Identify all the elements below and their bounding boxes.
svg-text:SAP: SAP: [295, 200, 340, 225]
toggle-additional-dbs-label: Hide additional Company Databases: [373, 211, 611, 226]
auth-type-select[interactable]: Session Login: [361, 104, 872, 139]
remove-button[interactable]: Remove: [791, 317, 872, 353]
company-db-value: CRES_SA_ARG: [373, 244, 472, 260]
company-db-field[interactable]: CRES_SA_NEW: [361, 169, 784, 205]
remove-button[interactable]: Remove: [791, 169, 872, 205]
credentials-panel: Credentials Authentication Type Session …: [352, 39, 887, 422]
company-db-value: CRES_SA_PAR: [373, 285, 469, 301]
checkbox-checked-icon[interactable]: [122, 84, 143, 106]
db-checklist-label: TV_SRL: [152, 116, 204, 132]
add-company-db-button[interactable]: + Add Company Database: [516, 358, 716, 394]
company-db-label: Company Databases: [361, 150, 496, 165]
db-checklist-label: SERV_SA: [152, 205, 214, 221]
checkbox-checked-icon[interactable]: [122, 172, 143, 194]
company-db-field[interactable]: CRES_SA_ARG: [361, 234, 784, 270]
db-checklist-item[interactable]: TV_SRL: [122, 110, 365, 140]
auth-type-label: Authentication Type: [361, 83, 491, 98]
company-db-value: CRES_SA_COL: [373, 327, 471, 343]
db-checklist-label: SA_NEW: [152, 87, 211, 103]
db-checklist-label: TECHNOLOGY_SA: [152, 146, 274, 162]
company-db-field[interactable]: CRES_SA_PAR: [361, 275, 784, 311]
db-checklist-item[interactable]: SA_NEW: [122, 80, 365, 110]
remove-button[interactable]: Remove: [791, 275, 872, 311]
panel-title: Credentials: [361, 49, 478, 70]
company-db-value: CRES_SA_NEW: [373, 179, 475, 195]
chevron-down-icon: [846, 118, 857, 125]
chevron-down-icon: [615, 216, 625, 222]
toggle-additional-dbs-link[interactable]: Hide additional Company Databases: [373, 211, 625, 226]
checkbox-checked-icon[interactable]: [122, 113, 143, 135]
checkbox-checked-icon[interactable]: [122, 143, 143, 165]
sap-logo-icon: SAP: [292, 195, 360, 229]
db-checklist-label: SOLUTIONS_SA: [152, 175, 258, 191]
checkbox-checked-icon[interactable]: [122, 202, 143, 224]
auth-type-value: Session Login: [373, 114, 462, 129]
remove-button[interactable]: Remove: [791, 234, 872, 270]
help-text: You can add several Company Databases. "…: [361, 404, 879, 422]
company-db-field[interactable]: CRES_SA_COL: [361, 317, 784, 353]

========

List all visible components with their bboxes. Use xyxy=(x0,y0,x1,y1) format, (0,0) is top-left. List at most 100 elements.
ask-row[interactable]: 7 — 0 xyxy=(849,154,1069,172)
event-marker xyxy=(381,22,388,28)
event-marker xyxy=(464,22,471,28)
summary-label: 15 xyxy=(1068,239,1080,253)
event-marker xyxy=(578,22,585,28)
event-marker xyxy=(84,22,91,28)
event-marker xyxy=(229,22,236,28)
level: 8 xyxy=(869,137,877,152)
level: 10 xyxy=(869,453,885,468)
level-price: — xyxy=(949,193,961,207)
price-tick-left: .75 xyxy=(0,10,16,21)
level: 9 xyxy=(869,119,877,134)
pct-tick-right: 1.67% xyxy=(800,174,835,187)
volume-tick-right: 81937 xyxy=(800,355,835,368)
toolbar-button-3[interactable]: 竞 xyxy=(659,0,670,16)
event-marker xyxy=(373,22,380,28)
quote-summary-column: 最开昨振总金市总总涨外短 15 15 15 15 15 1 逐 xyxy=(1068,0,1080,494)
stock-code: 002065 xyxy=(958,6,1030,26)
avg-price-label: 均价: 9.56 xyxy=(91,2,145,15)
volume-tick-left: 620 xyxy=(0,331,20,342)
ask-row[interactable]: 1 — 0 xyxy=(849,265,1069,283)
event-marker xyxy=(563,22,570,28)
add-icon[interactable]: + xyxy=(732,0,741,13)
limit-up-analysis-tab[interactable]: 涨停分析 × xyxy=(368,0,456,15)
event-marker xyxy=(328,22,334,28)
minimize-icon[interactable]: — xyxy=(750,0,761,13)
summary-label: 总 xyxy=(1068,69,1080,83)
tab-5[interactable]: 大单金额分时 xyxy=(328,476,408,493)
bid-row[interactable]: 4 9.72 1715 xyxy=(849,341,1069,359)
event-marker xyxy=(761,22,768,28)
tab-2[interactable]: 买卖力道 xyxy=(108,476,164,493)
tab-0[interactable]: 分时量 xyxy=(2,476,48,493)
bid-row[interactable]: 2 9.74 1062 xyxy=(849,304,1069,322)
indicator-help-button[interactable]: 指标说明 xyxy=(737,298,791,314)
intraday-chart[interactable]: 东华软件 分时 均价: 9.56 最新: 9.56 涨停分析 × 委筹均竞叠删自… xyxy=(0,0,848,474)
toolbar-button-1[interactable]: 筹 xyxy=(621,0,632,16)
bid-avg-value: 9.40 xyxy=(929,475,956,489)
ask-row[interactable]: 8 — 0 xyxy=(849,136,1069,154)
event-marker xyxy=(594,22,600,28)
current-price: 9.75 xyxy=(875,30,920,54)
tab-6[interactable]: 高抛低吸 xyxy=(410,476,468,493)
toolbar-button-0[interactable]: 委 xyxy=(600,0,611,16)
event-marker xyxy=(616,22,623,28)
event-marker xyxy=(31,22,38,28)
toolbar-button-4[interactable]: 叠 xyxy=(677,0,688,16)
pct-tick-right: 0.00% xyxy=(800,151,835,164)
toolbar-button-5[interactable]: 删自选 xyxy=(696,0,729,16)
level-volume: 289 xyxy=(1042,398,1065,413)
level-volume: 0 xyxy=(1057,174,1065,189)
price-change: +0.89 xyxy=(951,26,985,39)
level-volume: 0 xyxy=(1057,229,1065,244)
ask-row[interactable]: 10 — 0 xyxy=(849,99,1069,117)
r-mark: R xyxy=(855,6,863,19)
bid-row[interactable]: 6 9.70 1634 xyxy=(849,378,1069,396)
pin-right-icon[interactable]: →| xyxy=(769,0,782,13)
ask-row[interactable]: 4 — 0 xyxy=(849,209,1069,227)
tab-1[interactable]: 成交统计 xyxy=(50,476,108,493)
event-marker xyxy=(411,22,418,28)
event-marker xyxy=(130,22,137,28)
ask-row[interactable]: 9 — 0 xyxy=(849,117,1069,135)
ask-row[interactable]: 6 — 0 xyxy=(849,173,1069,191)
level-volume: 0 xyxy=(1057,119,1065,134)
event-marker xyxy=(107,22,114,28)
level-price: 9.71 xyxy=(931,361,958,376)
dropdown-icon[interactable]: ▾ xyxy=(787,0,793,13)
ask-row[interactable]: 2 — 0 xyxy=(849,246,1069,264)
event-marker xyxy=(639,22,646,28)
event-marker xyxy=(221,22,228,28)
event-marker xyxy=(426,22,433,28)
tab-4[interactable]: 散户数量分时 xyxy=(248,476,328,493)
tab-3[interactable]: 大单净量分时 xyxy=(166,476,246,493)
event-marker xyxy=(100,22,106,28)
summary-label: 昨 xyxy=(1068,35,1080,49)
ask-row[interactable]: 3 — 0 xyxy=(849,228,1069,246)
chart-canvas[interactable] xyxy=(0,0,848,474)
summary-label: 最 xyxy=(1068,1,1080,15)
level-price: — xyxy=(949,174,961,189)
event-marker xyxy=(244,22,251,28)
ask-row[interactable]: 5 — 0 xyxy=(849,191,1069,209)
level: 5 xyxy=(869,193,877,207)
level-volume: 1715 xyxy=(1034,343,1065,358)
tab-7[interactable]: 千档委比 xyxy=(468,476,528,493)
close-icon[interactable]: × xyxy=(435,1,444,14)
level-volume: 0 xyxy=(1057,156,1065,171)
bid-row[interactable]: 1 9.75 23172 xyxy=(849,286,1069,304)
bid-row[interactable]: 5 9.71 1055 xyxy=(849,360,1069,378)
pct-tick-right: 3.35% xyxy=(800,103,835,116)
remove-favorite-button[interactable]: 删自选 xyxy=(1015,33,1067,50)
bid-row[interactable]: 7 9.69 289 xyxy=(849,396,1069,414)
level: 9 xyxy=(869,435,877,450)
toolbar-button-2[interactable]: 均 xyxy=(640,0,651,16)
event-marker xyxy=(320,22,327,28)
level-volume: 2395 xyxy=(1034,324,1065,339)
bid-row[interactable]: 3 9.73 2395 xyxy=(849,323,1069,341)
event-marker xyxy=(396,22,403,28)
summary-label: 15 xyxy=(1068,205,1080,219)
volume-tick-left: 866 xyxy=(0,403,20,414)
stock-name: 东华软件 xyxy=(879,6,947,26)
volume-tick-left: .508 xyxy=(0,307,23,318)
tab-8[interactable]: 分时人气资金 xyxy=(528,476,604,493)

========

SCHRIFTELIJKE OPDRACHT:
Neem alles van de regel met "Identify all the" tot en met de regel met "toggle-additional-dbs-link[interactable]: Hide additional" letterlijk en ongewijzigd over.

VERWACHT ANTWOORD:
Identify all the elements below and their bounding boxes.
svg-text:SAP: SAP: [295, 200, 340, 225]
toggle-additional-dbs-label: Hide additional Company Databases: [373, 211, 611, 226]
auth-type-select[interactable]: Session Login: [361, 104, 872, 139]
remove-button[interactable]: Remove: [791, 317, 872, 353]
company-db-value: CRES_SA_ARG: [373, 244, 472, 260]
company-db-field[interactable]: CRES_SA_NEW: [361, 169, 784, 205]
remove-button[interactable]: Remove: [791, 169, 872, 205]
credentials-panel: Credentials Authentication Type Session …: [352, 39, 887, 422]
company-db-value: CRES_SA_PAR: [373, 285, 469, 301]
checkbox-checked-icon[interactable]: [122, 84, 143, 106]
db-checklist-label: TV_SRL: [152, 116, 204, 132]
add-company-db-button[interactable]: + Add Company Database: [516, 358, 716, 394]
company-db-label: Company Databases: [361, 150, 496, 165]
db-checklist-label: SERV_SA: [152, 205, 214, 221]
checkbox-checked-icon[interactable]: [122, 172, 143, 194]
company-db-field[interactable]: CRES_SA_ARG: [361, 234, 784, 270]
db-checklist-item[interactable]: TV_SRL: [122, 110, 365, 140]
auth-type-label: Authentication Type: [361, 83, 491, 98]
company-db-value: CRES_SA_COL: [373, 327, 471, 343]
db-checklist-label: SA_NEW: [152, 87, 211, 103]
db-checklist-label: TECHNOLOGY_SA: [152, 146, 274, 162]
company-db-field[interactable]: CRES_SA_PAR: [361, 275, 784, 311]
db-checklist-item[interactable]: SA_NEW: [122, 80, 365, 110]
remove-button[interactable]: Remove: [791, 275, 872, 311]
panel-title: Credentials: [361, 49, 478, 70]
company-db-value: CRES_SA_NEW: [373, 179, 475, 195]
chevron-down-icon: [846, 118, 857, 125]
chevron-down-icon: [615, 216, 625, 222]
toggle-additional-dbs-link[interactable]: Hide additional Company Databases: [373, 211, 625, 226]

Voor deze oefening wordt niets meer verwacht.